» **Given exercise**:
Below are some records. Copy every line in them that holds "considered".

» **Items listed in a dataset**:

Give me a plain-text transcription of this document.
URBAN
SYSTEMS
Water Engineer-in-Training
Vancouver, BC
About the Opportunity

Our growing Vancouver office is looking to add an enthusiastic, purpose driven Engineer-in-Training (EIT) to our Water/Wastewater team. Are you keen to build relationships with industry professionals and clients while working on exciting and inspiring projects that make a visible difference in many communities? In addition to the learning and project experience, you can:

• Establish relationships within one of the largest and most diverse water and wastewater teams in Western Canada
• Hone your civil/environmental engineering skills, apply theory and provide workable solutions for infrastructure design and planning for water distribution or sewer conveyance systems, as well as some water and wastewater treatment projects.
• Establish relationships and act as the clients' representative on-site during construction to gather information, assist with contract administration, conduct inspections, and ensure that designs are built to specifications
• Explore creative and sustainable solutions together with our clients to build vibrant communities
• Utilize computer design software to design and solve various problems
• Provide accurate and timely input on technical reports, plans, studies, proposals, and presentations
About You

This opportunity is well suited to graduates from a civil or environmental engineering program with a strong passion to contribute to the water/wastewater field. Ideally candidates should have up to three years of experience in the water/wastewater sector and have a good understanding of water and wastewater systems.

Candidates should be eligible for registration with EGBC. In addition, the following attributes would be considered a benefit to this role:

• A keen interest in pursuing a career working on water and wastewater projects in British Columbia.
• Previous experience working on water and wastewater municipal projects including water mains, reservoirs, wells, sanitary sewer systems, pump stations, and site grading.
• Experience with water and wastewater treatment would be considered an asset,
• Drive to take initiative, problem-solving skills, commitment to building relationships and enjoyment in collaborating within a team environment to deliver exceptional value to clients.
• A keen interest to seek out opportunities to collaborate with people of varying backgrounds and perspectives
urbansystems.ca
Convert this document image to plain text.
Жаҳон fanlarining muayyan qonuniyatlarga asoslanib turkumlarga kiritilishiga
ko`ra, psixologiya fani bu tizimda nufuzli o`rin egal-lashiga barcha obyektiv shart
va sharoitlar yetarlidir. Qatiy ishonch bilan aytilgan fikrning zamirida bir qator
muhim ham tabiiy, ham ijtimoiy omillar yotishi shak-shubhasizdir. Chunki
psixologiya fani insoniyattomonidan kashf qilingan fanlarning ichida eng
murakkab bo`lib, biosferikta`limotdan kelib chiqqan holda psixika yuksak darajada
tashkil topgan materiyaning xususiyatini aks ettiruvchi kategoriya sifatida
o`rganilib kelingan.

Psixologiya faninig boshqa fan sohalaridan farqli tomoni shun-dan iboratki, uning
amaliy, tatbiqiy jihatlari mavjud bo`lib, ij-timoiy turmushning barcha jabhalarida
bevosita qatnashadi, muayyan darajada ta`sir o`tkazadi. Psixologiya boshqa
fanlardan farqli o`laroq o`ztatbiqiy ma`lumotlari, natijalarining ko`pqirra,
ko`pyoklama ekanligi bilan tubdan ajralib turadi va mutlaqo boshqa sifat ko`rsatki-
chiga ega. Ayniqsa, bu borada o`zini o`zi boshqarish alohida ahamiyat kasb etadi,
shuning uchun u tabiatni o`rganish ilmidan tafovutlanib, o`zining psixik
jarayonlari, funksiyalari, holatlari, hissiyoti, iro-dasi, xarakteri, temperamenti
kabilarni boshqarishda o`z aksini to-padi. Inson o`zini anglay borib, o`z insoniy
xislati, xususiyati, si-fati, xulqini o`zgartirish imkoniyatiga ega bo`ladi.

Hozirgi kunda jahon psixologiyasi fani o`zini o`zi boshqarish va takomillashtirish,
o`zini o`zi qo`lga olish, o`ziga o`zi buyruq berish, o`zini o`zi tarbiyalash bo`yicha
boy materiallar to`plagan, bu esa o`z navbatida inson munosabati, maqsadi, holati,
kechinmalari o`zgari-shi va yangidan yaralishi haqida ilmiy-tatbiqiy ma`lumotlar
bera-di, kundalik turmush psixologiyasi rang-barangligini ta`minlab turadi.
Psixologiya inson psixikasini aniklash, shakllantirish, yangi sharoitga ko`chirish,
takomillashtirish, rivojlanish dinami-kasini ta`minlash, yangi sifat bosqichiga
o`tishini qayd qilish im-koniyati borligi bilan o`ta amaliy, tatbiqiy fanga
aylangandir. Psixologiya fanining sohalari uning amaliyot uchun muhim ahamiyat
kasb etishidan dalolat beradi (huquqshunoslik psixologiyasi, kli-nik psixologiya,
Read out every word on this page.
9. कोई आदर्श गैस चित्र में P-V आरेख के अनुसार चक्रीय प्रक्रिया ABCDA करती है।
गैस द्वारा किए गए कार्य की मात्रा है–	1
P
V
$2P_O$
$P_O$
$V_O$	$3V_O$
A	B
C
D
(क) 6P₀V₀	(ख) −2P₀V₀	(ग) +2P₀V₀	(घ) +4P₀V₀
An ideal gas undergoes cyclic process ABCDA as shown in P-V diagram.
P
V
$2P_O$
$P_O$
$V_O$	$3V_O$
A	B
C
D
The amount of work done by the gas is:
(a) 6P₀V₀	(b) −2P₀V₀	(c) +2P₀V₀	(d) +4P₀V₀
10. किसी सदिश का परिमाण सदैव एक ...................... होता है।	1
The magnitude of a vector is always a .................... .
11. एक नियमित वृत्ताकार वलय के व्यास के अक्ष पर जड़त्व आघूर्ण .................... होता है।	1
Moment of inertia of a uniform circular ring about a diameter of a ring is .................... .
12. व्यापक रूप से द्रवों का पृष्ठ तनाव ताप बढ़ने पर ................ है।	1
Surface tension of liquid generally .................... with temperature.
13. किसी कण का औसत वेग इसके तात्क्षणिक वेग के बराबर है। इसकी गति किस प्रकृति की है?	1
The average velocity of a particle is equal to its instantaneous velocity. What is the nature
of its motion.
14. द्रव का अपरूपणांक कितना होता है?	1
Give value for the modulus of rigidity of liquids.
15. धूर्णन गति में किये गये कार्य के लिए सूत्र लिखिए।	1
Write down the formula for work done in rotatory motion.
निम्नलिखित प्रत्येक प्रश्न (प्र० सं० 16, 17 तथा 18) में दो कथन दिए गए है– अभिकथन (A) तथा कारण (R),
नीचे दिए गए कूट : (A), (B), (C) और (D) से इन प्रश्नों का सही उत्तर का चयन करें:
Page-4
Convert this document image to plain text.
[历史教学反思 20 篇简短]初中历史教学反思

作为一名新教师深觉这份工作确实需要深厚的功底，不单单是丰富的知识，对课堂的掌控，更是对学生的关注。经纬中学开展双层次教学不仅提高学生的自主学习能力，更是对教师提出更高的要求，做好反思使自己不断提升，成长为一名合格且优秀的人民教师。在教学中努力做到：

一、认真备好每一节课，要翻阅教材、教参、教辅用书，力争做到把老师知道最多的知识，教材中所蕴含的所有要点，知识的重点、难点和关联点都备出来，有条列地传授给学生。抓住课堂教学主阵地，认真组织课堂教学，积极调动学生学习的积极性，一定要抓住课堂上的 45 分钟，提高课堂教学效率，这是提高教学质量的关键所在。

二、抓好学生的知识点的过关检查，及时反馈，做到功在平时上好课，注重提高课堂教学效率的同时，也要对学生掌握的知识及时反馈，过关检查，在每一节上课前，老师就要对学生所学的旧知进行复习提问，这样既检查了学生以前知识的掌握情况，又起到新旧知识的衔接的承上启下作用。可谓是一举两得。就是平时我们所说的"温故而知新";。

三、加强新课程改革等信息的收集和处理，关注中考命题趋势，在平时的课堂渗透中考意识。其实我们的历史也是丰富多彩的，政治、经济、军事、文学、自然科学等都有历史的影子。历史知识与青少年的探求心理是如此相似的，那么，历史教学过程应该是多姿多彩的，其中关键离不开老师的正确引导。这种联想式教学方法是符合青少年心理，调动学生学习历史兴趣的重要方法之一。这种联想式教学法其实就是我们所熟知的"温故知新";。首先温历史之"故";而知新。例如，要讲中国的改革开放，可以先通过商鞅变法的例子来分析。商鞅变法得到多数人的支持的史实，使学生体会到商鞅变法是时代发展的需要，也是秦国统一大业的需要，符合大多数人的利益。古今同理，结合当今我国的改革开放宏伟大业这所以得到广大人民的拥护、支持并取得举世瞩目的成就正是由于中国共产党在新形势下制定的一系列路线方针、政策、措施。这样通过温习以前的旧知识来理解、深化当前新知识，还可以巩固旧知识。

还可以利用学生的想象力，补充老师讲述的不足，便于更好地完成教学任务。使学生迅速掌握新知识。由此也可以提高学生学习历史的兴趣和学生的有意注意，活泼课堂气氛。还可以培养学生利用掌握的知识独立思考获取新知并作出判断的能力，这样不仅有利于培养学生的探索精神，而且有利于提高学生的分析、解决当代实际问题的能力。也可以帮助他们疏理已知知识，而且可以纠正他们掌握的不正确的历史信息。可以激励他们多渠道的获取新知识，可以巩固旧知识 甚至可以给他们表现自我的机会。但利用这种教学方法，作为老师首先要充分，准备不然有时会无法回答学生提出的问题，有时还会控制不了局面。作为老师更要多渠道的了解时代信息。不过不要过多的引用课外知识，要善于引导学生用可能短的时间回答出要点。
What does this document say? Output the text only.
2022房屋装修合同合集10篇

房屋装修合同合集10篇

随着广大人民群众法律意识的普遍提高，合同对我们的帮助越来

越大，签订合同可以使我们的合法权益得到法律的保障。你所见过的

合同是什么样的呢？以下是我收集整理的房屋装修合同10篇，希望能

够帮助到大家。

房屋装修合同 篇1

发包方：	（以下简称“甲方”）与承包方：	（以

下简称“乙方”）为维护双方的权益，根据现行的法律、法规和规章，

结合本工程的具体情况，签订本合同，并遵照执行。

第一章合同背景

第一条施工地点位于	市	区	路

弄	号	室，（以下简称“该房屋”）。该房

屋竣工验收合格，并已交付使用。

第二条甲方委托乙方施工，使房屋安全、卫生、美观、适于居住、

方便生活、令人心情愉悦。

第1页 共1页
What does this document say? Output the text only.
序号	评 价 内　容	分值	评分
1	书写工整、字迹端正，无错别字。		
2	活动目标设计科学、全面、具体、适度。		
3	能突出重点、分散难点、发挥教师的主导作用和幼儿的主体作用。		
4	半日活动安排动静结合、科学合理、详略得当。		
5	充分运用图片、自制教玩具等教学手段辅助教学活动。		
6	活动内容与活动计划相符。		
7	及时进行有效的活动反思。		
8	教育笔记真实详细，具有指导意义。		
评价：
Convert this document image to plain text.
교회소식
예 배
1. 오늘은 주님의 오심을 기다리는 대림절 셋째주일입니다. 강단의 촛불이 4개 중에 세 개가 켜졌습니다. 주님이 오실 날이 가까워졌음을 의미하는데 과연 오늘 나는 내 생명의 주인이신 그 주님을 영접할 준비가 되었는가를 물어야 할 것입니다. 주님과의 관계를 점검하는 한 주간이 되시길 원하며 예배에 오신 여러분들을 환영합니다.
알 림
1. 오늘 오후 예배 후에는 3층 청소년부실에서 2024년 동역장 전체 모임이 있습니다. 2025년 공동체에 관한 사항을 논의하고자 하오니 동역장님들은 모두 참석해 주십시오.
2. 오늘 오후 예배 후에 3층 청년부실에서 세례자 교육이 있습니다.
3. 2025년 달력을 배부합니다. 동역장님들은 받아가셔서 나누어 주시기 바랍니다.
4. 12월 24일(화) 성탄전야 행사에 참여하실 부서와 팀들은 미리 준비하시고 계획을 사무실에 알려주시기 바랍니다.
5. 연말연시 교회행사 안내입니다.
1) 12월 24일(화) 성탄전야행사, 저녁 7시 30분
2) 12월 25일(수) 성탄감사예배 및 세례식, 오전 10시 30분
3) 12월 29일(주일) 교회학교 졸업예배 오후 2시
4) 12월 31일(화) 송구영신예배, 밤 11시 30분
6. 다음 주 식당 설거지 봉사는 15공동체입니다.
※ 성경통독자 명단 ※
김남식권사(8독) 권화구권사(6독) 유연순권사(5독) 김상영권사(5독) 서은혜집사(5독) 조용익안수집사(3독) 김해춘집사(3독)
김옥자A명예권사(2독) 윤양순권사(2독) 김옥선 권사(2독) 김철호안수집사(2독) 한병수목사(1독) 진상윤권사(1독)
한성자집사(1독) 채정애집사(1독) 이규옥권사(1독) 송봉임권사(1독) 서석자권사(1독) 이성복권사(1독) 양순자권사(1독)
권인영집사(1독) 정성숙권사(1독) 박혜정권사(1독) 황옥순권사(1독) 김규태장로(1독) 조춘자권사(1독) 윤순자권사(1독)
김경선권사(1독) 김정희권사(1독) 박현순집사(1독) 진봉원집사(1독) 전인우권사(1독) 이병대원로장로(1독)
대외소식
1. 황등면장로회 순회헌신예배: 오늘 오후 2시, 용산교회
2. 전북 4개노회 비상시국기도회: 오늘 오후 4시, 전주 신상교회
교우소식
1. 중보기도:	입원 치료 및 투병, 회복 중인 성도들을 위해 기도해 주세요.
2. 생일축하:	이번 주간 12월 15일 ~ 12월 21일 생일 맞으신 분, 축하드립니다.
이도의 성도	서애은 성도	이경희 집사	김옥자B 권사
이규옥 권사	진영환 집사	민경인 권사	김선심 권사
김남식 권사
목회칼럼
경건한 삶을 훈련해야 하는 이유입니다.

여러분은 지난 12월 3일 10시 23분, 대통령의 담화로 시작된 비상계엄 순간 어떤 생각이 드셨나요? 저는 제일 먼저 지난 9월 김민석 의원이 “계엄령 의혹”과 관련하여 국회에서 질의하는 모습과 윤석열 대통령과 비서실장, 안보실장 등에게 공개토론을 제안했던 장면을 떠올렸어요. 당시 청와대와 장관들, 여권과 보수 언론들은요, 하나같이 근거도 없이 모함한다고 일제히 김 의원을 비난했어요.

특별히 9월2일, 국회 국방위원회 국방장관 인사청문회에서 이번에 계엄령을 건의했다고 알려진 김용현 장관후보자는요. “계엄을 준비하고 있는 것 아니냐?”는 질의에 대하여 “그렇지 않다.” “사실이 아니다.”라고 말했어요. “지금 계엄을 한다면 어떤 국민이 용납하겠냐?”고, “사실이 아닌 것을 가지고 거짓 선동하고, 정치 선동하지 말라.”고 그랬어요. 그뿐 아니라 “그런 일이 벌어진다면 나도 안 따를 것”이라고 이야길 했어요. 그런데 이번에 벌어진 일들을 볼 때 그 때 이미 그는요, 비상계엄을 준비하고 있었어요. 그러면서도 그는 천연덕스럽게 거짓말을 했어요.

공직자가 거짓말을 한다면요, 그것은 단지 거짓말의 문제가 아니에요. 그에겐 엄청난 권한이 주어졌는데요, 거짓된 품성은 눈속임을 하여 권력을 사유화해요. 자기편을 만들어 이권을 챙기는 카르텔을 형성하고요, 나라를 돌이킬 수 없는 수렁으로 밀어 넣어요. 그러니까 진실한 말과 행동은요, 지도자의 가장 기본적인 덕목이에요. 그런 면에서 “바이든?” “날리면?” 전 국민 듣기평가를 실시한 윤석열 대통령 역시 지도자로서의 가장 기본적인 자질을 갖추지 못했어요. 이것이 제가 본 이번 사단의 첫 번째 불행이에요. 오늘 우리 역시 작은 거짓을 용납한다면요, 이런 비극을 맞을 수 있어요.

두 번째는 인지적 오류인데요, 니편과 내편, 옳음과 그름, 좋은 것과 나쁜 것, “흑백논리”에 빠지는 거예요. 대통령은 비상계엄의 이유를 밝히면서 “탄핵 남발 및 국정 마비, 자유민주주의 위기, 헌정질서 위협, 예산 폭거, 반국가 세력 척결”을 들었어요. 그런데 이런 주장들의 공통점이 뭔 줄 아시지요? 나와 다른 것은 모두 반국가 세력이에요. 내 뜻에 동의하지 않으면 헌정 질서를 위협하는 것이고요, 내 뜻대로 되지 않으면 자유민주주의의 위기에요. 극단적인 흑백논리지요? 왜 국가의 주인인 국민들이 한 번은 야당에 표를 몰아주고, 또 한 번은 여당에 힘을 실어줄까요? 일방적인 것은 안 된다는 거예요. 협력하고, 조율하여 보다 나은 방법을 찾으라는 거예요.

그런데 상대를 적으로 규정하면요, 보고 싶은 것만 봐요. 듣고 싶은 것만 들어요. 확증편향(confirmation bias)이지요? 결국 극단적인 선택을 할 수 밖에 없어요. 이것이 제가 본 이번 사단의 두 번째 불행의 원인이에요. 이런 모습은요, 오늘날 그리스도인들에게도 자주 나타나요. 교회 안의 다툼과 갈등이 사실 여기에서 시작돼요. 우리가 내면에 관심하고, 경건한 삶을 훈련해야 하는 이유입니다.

» **Response**:
Candidates should be eligible for registration with EGBC. In addition, the following attributes would be considered a benefit to this role:
• Experience with water and wastewater treatment would be considered an asset,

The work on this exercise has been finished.